## [GOAL]
Your task is to print the material below exactly as presented.
::::
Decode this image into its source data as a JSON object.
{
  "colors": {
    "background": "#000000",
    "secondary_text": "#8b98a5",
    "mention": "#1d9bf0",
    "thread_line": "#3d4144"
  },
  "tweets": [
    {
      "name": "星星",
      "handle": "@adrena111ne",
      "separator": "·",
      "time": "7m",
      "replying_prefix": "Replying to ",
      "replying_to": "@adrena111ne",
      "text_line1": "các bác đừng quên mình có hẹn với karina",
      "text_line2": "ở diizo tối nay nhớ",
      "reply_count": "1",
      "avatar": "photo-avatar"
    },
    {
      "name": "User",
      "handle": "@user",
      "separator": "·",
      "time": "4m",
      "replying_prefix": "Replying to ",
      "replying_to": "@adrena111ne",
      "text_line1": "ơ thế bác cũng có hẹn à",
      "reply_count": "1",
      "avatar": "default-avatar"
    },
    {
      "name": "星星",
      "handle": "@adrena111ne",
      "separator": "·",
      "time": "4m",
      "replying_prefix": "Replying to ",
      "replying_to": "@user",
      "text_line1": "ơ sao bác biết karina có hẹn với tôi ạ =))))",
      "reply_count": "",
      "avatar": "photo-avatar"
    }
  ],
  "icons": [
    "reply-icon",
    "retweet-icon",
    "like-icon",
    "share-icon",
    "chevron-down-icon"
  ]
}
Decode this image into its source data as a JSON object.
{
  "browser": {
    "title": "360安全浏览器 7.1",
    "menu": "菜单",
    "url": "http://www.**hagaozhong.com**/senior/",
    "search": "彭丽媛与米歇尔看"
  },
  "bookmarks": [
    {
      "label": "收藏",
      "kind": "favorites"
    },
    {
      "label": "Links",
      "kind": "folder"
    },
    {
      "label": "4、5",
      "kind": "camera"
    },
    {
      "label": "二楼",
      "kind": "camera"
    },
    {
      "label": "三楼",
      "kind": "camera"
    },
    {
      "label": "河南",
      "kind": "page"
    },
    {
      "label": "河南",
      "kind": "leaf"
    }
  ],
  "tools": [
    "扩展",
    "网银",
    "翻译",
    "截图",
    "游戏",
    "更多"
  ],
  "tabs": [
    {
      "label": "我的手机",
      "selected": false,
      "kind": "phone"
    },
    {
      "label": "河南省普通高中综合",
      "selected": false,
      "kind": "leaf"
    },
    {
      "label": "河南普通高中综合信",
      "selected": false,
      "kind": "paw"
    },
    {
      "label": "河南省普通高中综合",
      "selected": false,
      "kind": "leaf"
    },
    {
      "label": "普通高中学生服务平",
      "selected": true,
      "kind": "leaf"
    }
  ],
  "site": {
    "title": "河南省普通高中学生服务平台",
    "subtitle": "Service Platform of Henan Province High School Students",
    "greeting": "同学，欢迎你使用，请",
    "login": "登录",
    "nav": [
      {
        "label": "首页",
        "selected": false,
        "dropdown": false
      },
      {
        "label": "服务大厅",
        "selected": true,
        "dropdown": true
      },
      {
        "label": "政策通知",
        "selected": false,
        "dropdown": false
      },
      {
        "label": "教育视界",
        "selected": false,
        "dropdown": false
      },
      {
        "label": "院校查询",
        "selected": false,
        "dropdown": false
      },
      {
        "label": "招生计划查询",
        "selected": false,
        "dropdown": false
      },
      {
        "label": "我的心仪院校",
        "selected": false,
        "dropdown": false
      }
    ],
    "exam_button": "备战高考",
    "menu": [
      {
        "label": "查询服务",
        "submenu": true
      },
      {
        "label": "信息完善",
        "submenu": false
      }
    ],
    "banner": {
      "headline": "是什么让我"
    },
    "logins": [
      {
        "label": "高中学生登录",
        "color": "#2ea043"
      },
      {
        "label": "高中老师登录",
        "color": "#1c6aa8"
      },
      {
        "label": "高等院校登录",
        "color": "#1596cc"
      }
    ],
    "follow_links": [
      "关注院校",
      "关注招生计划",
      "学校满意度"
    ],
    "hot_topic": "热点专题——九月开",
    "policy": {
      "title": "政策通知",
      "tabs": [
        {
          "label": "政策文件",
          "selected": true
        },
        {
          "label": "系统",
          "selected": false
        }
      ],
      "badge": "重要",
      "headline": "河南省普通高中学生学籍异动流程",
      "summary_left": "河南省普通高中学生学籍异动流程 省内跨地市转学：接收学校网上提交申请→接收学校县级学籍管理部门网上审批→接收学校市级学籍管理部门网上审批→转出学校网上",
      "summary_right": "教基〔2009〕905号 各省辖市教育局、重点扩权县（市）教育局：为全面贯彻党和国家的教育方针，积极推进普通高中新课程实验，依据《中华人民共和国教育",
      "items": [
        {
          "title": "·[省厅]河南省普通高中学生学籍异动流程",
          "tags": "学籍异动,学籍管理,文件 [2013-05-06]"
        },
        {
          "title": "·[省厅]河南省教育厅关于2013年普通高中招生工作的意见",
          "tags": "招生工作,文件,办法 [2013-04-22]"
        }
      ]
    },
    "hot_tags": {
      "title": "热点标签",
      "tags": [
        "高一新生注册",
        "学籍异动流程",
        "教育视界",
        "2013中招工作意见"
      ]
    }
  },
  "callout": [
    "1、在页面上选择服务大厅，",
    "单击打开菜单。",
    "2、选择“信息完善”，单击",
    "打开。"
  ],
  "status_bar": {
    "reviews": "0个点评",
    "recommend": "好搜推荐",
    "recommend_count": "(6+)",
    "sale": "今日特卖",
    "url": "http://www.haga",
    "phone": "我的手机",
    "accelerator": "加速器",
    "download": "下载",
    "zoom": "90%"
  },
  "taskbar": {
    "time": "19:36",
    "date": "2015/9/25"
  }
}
::::
## [TASK RESULT]
Decode this image into its source data as a JSON object.
{
  "colors": {
    "background": "#000000",
    "secondary_text": "#8b98a5",
    "mention": "#1d9bf0",
    "thread_line": "#3d4144"
  },
  "tweets": [
    {
      "name": "星星",
      "handle": "@adrena111ne",
      "separator": "·",
      "time": "7m",
      "replying_prefix": "Replying to ",
      "replying_to": "@adrena111ne",
      "text_line1": "các bác đừng quên mình có hẹn với karina",
      "text_line2": "ở diizo tối nay nhớ",
      "reply_count": "1",
      "avatar": "photo-avatar"
    },
    {
      "name": "User",
      "handle": "@user",
      "separator": "·",
      "time": "4m",
      "replying_prefix": "Replying to ",
      "replying_to": "@adrena111ne",
      "text_line1": "ơ thế bác cũng có hẹn à",
      "reply_count": "1",
      "avatar": "default-avatar"
    },
    {
      "name": "星星",
      "handle": "@adrena111ne",
      "separator": "·",
      "time": "4m",
      "replying_prefix": "Replying to ",
      "replying_to": "@user",
      "text_line1": "ơ sao bác biết karina có hẹn với tôi ạ =))))",
      "reply_count": "",
      "avatar": "photo-avatar"
    }
  ],
  "icons": [
    "reply-icon",
    "retweet-icon",
    "like-icon",
    "share-icon",
    "chevron-down-icon"
  ]
}
Decode this image into its source data as a JSON object.
{
  "browser": {
    "title": "360安全浏览器 7.1",
    "menu": "菜单",
    "url": "http://www.**hagaozhong.com**/senior/",
    "search": "彭丽媛与米歇尔看"
  },
  "bookmarks": [
    {
      "label": "收藏",
      "kind": "favorites"
    },
    {
      "label": "Links",
      "kind": "folder"
    },
    {
      "label": "4、5",
      "kind": "camera"
    },
    {
      "label": "二楼",
      "kind": "camera"
    },
    {
      "label": "三楼",
      "kind": "camera"
    },
    {
      "label": "河南",
      "kind": "page"
    },
    {
      "label": "河南",
      "kind": "leaf"
    }
  ],
  "tools": [
    "扩展",
    "网银",
    "翻译",
    "截图",
    "游戏",
    "更多"
  ],
  "tabs": [
    {
      "label": "我的手机",
      "selected": false,
      "kind": "phone"
    },
    {
      "label": "河南省普通高中综合",
      "selected": false,
      "kind": "leaf"
    },
    {
      "label": "河南普通高中综合信",
      "selected": false,
      "kind": "paw"
    },
    {
      "label": "河南省普通高中综合",
      "selected": false,
      "kind": "leaf"
    },
    {
      "label": "普通高中学生服务平",
      "selected": true,
      "kind": "leaf"
    }
  ],
  "site": {
    "title": "河南省普通高中学生服务平台",
    "subtitle": "Service Platform of Henan Province High School Students",
    "greeting": "同学，欢迎你使用，请",
    "login": "登录",
    "nav": [
      {
        "label": "首页",
        "selected": false,
        "dropdown": false
      },
      {
        "label": "服务大厅",
        "selected": true,
        "dropdown": true
      },
      {
        "label": "政策通知",
        "selected": false,
        "dropdown": false
      },
      {
        "label": "教育视界",
        "selected": false,
        "dropdown": false
      },
      {
        "label": "院校查询",
        "selected": false,
        "dropdown": false
      },
      {
        "label": "招生计划查询",
        "selected": false,
        "dropdown": false
      },
      {
        "label": "我的心仪院校",
        "selected": false,
        "dropdown": false
      }
    ],
    "exam_button": "备战高考",
    "menu": [
      {
        "label": "查询服务",
        "submenu": true
      },
      {
        "label": "信息完善",
        "submenu": false
      }
    ],
    "banner": {
      "headline": "是什么让我"
    },
    "logins": [
      {
        "label": "高中学生登录",
        "color": "#2ea043"
      },
      {
        "label": "高中老师登录",
        "color": "#1c6aa8"
      },
      {
        "label": "高等院校登录",
        "color": "#1596cc"
      }
    ],
    "follow_links": [
      "关注院校",
      "关注招生计划",
      "学校满意度"
    ],
    "hot_topic": "热点专题——九月开",
    "policy": {
      "title": "政策通知",
      "tabs": [
        {
          "label": "政策文件",
          "selected": true
        },
        {
          "label": "系统",
          "selected": false
        }
      ],
      "badge": "重要",
      "headline": "河南省普通高中学生学籍异动流程",
      "summary_left": "河南省普通高中学生学籍异动流程 省内跨地市转学：接收学校网上提交申请→接收学校县级学籍管理部门网上审批→接收学校市级学籍管理部门网上审批→转出学校网上",
      "summary_right": "教基〔2009〕905号 各省辖市教育局、重点扩权县（市）教育局：为全面贯彻党和国家的教育方针，积极推进普通高中新课程实验，依据《中华人民共和国教育",
      "items": [
        {
          "title": "·[省厅]河南省普通高中学生学籍异动流程",
          "tags": "学籍异动,学籍管理,文件 [2013-05-06]"
        },
        {
          "title": "·[省厅]河南省教育厅关于2013年普通高中招生工作的意见",
          "tags": "招生工作,文件,办法 [2013-04-22]"
        }
      ]
    },
    "hot_tags": {
      "title": "热点标签",
      "tags": [
        "高一新生注册",
        "学籍异动流程",
        "教育视界",
        "2013中招工作意见"
      ]
    }
  },
  "callout": [
    "1、在页面上选择服务大厅，",
    "单击打开菜单。",
    "2、选择“信息完善”，单击",
    "打开。"
  ],
  "status_bar": {
    "reviews": "0个点评",
    "recommend": "好搜推荐",
    "recommend_count": "(6+)",
    "sale": "今日特卖",
    "url": "http://www.haga",
    "phone": "我的手机",
    "accelerator": "加速器",
    "download": "下载",
    "zoom": "90%"
  },
  "taskbar": {
    "time": "19:36",
    "date": "2015/9/25"
  }
}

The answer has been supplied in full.